Go through the material below and copy each line where the word "kasvot" appears.

◆ ◆ ◆ ◆

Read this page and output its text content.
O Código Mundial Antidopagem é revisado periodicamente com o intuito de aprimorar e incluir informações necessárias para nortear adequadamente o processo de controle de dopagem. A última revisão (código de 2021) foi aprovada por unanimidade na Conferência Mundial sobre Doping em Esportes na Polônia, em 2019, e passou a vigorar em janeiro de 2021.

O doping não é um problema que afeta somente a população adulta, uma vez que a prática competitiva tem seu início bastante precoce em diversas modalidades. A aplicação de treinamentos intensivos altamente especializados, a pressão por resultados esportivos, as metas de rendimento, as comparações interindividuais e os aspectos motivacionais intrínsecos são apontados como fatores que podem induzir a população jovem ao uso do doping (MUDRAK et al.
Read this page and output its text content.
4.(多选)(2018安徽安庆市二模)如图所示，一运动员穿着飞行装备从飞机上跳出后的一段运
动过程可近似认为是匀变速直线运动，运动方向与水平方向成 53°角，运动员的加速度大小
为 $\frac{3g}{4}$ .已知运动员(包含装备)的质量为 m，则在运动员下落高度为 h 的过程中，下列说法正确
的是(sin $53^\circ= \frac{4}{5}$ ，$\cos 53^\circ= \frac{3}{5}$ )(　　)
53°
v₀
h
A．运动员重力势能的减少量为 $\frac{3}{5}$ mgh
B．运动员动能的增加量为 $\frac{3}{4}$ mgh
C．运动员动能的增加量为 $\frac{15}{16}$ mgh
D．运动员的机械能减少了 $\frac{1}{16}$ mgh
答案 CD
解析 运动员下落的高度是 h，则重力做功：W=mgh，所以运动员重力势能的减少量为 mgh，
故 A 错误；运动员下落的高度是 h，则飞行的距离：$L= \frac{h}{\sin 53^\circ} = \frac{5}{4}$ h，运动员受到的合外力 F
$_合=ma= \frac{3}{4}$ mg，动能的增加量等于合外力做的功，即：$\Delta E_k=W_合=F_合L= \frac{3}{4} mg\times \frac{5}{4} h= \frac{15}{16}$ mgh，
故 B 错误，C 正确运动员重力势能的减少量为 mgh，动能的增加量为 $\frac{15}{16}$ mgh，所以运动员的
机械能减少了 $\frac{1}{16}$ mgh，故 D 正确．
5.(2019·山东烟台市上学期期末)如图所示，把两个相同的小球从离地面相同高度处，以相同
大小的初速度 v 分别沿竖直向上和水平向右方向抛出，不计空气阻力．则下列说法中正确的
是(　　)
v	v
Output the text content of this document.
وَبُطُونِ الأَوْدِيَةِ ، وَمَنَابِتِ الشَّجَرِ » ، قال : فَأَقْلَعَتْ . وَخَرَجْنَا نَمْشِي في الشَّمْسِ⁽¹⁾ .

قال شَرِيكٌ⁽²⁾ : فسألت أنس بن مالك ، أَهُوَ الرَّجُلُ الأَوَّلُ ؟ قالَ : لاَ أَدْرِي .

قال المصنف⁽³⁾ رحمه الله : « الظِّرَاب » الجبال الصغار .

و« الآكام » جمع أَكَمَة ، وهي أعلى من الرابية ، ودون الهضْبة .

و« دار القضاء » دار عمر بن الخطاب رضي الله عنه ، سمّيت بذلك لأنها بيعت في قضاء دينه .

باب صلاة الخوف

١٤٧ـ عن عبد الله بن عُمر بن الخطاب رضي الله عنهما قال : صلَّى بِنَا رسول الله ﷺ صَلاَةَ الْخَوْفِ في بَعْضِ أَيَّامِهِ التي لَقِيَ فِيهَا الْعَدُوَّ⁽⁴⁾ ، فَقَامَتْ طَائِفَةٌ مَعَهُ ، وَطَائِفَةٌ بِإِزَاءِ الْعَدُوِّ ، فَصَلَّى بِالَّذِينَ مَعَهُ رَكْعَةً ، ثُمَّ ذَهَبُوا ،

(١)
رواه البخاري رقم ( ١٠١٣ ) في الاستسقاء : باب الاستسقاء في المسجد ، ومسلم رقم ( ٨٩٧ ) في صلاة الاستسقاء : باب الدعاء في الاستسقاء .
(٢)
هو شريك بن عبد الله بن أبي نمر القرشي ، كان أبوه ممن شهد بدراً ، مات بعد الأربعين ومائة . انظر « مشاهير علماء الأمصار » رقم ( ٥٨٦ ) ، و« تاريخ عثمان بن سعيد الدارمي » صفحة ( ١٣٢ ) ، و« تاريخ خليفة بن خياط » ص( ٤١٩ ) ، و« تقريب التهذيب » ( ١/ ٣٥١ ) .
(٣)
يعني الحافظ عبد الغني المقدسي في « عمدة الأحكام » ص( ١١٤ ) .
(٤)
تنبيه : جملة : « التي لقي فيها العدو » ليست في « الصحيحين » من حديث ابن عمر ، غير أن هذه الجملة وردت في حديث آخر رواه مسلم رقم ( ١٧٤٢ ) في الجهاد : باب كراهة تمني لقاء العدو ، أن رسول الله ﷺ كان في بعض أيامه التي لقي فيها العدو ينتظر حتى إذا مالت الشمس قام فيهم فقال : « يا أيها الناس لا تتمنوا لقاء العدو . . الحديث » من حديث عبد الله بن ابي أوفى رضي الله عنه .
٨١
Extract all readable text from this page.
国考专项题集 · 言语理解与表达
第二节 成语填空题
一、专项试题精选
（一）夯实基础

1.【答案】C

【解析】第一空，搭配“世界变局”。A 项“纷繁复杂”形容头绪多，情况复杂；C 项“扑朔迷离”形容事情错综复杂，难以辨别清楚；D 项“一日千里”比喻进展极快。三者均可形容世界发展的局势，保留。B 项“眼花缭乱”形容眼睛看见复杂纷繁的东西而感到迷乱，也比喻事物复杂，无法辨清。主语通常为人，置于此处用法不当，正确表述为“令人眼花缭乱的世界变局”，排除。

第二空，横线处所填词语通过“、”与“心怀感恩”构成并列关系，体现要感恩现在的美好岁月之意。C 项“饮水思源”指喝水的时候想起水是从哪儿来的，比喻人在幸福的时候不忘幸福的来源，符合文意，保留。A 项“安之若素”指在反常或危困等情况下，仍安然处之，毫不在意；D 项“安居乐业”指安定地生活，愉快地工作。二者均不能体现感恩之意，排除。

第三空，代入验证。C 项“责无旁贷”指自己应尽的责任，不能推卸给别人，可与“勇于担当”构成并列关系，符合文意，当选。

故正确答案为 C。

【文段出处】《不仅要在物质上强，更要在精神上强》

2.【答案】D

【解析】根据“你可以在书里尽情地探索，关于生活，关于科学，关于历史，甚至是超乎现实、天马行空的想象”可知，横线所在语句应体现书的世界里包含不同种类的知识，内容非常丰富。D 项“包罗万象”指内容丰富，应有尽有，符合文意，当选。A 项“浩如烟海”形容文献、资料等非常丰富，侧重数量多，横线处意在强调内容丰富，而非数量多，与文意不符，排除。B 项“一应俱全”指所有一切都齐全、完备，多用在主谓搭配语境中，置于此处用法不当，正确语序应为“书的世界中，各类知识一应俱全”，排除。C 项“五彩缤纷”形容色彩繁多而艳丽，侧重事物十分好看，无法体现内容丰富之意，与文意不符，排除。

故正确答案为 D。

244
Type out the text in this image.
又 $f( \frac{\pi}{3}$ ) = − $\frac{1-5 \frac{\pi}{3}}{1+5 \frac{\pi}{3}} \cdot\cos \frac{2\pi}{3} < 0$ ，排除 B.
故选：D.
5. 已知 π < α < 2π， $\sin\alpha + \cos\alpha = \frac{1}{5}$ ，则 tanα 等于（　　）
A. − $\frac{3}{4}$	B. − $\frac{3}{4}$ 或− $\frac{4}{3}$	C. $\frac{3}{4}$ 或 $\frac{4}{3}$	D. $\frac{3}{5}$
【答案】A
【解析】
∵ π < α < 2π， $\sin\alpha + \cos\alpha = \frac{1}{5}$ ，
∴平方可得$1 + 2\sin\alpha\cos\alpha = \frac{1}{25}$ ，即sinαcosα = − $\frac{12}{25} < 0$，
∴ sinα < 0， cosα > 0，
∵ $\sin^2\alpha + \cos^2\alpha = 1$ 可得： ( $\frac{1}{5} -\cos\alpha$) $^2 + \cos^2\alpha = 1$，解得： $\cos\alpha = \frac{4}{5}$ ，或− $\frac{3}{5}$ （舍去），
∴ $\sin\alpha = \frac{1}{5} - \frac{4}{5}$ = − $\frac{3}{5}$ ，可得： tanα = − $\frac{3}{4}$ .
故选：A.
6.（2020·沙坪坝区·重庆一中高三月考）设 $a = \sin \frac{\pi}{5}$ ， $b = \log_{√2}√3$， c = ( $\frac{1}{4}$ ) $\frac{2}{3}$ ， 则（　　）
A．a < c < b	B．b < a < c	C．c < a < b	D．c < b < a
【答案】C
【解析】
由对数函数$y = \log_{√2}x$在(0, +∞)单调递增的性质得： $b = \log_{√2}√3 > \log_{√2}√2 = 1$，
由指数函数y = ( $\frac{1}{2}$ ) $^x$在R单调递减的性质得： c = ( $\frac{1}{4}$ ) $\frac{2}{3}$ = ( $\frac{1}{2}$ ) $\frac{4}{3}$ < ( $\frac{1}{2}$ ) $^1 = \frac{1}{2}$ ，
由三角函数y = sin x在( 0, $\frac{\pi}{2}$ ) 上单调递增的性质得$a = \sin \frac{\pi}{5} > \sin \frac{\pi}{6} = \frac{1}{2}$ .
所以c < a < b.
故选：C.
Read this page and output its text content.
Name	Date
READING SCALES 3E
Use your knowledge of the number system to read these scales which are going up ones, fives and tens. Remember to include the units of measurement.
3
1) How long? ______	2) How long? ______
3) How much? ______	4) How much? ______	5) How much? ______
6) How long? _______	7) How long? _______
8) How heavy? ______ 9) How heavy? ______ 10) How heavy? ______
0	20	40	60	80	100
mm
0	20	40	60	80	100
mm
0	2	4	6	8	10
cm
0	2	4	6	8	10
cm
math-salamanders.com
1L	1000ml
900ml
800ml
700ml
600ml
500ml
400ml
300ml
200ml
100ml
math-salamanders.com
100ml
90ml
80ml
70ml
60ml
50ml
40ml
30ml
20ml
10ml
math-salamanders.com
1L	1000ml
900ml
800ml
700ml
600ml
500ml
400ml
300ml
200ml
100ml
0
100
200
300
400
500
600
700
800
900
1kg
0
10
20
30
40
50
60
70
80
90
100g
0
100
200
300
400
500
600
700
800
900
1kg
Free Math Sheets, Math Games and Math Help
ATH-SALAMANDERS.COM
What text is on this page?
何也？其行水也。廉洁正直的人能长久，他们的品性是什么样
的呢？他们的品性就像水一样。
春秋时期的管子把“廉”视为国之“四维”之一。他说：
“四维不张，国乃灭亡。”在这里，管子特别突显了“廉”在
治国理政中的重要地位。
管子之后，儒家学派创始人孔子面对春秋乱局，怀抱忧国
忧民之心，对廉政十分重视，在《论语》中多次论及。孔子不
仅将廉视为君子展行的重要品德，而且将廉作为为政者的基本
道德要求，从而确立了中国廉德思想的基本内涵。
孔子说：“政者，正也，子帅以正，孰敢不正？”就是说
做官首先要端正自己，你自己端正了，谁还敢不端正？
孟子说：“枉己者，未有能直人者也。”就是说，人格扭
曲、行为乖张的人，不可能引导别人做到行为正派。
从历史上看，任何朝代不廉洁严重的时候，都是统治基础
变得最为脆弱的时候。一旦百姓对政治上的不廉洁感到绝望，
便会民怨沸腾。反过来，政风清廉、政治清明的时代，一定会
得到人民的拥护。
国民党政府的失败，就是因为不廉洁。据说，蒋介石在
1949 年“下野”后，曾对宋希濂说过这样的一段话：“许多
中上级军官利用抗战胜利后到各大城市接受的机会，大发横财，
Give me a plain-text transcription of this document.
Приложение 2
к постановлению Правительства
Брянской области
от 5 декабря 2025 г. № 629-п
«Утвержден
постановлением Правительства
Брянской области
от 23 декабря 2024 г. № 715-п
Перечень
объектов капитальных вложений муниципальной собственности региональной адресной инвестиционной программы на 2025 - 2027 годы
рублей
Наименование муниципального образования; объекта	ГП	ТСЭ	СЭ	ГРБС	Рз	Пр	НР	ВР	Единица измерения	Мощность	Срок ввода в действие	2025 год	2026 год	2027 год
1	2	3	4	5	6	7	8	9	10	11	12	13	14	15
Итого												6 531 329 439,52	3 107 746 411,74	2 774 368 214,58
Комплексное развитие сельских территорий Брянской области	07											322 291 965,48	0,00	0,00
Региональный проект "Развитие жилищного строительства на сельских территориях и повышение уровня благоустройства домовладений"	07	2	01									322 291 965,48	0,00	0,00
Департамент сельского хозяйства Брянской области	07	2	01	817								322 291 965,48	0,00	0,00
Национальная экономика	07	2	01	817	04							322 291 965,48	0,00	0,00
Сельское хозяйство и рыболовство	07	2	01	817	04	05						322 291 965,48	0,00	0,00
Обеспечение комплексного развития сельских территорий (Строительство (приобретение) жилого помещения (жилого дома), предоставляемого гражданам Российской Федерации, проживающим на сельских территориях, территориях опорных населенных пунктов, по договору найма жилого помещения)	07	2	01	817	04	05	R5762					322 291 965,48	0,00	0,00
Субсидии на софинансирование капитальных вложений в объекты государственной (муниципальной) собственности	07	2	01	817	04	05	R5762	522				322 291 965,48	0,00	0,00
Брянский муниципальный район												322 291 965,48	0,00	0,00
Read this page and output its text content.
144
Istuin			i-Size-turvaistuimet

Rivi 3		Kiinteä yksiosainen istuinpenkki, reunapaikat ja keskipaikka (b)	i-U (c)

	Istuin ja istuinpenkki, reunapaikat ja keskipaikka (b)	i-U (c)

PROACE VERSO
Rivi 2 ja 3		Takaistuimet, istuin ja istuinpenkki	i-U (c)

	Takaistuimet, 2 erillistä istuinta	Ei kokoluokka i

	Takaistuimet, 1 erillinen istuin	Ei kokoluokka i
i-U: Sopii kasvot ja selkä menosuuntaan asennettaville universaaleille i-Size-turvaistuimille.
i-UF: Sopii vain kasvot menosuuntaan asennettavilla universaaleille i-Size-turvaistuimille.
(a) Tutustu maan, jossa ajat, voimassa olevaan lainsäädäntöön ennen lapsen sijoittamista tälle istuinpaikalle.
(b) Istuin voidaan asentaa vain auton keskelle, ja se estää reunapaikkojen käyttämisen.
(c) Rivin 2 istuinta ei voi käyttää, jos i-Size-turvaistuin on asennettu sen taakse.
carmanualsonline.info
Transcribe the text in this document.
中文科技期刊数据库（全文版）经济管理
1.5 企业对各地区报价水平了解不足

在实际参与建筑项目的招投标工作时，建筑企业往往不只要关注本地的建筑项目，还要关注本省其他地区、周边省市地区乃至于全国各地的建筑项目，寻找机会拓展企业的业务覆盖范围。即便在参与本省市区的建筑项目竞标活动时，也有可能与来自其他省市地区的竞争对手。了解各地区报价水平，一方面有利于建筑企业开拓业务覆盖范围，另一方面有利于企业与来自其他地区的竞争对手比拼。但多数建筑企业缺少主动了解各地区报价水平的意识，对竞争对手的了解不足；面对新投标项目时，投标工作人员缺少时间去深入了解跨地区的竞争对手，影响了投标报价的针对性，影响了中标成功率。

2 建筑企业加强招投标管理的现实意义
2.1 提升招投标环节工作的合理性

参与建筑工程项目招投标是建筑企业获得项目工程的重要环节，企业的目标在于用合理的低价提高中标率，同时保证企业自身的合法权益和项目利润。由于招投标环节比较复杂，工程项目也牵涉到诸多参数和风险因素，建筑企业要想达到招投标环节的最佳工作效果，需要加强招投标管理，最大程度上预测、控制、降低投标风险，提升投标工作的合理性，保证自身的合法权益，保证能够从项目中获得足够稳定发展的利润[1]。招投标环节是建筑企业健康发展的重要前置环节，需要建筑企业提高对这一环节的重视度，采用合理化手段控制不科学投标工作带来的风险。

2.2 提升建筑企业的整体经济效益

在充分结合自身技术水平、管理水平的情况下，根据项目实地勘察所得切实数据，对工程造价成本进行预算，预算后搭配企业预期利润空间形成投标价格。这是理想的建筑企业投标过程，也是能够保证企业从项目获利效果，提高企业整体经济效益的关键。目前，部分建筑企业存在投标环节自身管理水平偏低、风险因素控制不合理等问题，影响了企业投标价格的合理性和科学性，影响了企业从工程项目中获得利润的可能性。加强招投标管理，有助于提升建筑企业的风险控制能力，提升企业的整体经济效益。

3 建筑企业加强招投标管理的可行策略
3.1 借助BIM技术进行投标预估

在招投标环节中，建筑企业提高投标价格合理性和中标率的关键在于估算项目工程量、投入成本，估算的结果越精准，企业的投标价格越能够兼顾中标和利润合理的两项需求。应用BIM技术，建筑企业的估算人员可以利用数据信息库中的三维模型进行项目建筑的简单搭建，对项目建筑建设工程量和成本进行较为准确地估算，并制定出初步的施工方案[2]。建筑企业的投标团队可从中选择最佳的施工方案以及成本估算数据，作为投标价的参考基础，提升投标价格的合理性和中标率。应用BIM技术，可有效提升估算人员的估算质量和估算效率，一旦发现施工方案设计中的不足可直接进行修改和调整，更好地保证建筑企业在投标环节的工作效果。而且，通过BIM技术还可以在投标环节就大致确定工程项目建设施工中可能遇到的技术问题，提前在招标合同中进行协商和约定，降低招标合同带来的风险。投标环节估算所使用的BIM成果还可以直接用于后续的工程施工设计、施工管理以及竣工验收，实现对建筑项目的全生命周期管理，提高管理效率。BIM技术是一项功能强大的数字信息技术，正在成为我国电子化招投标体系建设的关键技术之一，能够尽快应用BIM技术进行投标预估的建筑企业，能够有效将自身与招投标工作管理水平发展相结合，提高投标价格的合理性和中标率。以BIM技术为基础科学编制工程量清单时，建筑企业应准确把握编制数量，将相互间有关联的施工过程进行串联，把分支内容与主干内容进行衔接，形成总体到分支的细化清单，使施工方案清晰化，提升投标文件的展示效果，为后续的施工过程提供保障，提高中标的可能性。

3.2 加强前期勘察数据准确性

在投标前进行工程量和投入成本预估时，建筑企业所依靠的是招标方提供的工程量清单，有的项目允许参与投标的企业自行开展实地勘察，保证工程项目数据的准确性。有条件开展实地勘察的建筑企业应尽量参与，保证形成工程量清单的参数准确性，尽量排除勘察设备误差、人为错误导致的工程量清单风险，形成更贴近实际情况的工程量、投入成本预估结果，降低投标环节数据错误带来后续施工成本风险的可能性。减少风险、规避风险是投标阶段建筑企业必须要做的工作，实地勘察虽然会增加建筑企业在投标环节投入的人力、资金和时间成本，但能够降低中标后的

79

◆ ◆ ◆ ◆

__SOLVED EXERCISE__.
i-U: Sopii kasvot ja selkä menosuuntaan asennettaville universaaleille i-Size-turvaistuimille.
i-UF: Sopii vain kasvot menosuuntaan asennettavilla universaaleille i-Size-turvaistuimille.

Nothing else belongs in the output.